* _Supplied data_
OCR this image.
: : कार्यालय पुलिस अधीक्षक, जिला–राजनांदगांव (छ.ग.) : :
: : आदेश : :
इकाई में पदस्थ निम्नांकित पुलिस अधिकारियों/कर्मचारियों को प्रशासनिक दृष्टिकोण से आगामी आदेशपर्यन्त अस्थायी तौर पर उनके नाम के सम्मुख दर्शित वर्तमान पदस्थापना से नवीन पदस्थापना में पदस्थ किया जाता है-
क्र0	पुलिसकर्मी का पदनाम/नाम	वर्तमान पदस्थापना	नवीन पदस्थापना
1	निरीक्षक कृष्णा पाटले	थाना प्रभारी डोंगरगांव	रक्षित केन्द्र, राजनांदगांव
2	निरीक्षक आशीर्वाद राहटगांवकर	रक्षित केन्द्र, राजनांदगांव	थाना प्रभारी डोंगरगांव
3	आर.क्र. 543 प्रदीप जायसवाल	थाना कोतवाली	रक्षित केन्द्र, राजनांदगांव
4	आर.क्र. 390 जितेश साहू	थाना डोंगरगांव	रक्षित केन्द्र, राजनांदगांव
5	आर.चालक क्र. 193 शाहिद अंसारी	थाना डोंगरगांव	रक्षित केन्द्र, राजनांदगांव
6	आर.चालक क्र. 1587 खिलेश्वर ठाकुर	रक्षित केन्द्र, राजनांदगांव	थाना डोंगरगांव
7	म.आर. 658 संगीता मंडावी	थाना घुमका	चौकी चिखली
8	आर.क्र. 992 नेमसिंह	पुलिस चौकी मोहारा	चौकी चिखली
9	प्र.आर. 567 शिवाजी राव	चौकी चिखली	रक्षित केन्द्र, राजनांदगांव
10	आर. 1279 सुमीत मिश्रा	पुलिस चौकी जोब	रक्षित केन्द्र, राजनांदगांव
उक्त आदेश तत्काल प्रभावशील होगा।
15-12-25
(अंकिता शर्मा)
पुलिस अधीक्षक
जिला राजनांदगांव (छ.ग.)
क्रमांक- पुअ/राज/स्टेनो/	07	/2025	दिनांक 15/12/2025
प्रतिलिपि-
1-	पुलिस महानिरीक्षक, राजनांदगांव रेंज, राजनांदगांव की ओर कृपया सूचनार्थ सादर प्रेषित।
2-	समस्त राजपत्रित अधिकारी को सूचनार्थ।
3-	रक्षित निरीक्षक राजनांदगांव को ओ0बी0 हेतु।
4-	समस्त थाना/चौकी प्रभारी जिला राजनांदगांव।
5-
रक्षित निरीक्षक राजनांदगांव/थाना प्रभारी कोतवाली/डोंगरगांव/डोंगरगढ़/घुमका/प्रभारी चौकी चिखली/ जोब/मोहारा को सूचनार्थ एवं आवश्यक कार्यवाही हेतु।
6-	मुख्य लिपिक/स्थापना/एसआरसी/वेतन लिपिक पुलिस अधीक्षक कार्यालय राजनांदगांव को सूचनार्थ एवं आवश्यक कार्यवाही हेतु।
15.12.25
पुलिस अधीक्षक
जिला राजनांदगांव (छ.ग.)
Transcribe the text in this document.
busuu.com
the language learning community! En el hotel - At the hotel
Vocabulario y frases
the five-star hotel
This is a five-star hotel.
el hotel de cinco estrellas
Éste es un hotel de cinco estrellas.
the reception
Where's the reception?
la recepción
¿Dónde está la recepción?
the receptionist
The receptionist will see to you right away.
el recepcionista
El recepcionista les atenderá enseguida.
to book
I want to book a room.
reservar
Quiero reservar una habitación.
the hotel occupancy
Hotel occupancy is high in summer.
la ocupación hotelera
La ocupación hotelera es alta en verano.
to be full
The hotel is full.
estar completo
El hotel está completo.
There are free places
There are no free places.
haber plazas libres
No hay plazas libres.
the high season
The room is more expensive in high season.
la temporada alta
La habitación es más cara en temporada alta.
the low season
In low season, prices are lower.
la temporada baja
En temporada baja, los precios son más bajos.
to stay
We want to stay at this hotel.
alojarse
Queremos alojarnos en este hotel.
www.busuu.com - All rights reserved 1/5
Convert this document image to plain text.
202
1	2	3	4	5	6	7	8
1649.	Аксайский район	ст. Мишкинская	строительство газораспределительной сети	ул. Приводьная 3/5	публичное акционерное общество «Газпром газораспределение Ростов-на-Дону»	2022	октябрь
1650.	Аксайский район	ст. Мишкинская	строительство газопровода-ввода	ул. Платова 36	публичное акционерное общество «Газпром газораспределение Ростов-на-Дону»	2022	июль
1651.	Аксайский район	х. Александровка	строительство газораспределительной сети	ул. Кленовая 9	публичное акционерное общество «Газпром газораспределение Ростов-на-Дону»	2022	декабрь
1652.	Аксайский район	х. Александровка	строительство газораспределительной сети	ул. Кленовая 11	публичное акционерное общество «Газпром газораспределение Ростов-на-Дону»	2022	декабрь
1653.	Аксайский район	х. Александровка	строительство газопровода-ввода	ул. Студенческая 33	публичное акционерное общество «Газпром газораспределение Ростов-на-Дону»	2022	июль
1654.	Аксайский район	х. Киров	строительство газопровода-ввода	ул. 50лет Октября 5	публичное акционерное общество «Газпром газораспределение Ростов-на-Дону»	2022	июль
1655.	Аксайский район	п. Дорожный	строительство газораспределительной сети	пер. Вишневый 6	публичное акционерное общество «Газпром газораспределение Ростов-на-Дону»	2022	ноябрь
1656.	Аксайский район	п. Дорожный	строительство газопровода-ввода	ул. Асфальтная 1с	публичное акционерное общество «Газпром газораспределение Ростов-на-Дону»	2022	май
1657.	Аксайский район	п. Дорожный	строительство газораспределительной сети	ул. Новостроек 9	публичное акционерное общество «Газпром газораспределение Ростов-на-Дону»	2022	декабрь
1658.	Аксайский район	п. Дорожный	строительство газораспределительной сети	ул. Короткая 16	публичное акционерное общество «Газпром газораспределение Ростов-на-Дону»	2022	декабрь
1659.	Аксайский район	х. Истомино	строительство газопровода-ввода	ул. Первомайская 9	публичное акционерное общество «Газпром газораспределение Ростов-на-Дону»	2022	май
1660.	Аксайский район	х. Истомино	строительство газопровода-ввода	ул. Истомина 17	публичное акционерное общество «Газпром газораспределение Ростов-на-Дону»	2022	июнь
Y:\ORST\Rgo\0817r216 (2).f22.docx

* _What the task requires_
Identify which lines contain the word "газопровода" and copy each one.

* _Response_
1650.	Аксайский район	ст. Мишкинская	строительство газопровода-ввода	ул. Платова 36	публичное акционерное общество «Газпром газораспределение Ростов-на-Дону»	2022	июль
1653.	Аксайский район	х. Александровка	строительство газопровода-ввода	ул. Студенческая 33	публичное акционерное общество «Газпром газораспределение Ростов-на-Дону»	2022	июль
1654.	Аксайский район	х. Киров	строительство газопровода-ввода	ул. 50лет Октября 5	публичное акционерное общество «Газпром газораспределение Ростов-на-Дону»	2022	июль
1656.	Аксайский район	п. Дорожный	строительство газопровода-ввода	ул. Асфальтная 1с	публичное акционерное общество «Газпром газораспределение Ростов-на-Дону»	2022	май
1659.	Аксайский район	х. Истомино	строительство газопровода-ввода	ул. Первомайская 9	публичное акционерное общество «Газпром газораспределение Ростов-на-Дону»	2022	май
1660.	Аксайский район	х. Истомино	строительство газопровода-ввода	ул. Истомина 17	публичное акционерное общество «Газпром газораспределение Ростов-на-Дону»	2022	июнь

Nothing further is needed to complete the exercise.